Short problem:
Find and return each line containing "Importi".

Stored dataset items
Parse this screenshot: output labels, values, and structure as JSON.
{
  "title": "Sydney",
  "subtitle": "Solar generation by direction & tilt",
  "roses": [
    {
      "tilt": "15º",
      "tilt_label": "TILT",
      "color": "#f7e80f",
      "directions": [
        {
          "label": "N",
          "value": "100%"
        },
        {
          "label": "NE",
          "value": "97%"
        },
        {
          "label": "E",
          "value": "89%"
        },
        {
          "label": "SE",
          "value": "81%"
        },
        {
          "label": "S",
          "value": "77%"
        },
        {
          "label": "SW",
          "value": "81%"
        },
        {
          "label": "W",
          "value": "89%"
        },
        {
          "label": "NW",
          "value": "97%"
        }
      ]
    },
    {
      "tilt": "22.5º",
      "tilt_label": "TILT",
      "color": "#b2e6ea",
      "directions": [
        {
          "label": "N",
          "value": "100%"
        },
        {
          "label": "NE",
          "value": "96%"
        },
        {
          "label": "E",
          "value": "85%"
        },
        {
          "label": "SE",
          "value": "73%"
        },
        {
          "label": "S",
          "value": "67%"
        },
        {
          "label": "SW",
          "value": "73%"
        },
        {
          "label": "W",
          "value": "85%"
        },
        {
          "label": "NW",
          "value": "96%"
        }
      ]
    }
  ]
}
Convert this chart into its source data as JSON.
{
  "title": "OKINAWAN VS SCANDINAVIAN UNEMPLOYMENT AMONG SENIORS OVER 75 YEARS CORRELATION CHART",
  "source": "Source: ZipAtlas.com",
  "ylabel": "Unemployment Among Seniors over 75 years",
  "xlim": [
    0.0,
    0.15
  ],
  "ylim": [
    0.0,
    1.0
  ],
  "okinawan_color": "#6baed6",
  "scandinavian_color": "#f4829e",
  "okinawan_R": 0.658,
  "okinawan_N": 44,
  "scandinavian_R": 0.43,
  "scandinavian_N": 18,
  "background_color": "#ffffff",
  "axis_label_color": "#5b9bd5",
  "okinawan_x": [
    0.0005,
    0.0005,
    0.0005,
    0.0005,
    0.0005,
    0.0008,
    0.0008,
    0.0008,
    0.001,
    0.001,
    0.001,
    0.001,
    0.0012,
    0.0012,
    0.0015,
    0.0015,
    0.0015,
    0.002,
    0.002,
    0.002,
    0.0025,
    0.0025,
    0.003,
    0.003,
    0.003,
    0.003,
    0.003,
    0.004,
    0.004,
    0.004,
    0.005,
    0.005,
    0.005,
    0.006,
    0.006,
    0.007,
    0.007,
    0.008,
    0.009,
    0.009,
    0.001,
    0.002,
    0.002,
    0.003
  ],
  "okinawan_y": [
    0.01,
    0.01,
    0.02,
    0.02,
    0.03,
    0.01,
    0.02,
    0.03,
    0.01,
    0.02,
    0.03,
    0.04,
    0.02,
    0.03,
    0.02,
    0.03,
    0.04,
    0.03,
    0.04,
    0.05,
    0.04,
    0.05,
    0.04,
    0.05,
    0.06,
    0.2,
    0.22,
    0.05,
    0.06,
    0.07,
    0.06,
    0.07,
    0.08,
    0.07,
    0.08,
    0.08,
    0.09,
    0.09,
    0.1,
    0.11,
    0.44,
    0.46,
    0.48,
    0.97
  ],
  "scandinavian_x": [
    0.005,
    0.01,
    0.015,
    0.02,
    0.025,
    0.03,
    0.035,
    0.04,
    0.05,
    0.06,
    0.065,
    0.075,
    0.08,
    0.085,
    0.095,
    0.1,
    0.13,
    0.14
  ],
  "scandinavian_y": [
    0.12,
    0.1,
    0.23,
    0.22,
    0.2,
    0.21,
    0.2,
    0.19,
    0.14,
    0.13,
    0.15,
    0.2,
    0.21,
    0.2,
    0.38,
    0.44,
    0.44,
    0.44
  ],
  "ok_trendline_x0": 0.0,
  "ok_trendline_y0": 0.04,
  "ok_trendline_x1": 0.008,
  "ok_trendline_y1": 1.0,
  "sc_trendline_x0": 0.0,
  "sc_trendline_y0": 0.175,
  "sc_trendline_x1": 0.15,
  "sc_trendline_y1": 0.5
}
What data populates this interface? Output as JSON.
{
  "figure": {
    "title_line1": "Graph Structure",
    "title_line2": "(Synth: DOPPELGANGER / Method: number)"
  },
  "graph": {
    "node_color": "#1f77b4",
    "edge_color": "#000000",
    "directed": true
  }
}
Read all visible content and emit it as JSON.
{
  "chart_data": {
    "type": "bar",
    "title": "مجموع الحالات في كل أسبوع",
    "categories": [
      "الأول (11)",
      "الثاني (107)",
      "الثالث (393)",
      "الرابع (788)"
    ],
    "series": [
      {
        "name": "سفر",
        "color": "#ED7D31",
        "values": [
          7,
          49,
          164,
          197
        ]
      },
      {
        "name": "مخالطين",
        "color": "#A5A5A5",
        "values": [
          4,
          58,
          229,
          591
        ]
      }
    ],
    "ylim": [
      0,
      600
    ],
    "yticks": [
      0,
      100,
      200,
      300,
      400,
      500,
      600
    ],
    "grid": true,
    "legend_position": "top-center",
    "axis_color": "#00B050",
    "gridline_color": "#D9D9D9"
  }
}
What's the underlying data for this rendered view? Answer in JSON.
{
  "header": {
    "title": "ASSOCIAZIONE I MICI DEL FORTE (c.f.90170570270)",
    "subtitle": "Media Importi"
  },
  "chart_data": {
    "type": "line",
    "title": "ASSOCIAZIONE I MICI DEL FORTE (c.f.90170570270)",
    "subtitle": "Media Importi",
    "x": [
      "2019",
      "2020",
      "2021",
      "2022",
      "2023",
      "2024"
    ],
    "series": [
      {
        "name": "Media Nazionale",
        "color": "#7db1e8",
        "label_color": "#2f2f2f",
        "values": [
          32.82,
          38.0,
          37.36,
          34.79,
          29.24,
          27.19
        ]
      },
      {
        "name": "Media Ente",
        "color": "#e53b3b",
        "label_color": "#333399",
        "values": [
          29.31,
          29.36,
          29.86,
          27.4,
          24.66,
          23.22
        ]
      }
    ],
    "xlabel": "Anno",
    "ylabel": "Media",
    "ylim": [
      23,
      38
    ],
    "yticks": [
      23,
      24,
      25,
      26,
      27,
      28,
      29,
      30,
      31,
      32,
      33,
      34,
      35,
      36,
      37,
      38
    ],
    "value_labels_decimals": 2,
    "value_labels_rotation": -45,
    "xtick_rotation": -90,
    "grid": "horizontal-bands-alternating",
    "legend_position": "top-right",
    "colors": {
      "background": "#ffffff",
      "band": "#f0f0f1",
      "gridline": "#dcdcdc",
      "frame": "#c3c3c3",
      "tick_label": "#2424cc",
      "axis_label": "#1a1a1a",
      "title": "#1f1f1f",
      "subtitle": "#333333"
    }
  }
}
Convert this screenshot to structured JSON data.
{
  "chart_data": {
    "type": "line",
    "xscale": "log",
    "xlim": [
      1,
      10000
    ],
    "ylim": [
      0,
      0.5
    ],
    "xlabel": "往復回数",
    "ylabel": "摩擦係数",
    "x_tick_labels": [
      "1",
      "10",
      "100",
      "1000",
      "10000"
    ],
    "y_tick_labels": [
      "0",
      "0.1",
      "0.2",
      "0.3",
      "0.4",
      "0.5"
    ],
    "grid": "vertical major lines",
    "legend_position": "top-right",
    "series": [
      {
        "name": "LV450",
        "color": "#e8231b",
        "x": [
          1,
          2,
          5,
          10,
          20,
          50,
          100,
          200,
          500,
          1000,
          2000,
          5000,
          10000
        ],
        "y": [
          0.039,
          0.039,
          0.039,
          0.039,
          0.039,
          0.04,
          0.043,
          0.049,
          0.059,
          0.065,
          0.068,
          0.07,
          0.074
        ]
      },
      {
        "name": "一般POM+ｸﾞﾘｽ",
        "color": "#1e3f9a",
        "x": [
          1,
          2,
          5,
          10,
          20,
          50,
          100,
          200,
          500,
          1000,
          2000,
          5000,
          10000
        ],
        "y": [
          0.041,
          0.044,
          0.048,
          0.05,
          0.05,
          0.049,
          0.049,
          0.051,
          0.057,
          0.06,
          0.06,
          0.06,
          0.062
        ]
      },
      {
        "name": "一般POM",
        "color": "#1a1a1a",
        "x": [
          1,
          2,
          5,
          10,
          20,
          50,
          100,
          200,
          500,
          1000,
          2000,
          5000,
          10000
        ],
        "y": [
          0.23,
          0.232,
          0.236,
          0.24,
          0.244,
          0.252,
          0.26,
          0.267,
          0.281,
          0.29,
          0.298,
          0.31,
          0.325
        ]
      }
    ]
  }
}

Answer to this problem:
    "subtitle": "Media Importi"
    "subtitle": "Media Importi",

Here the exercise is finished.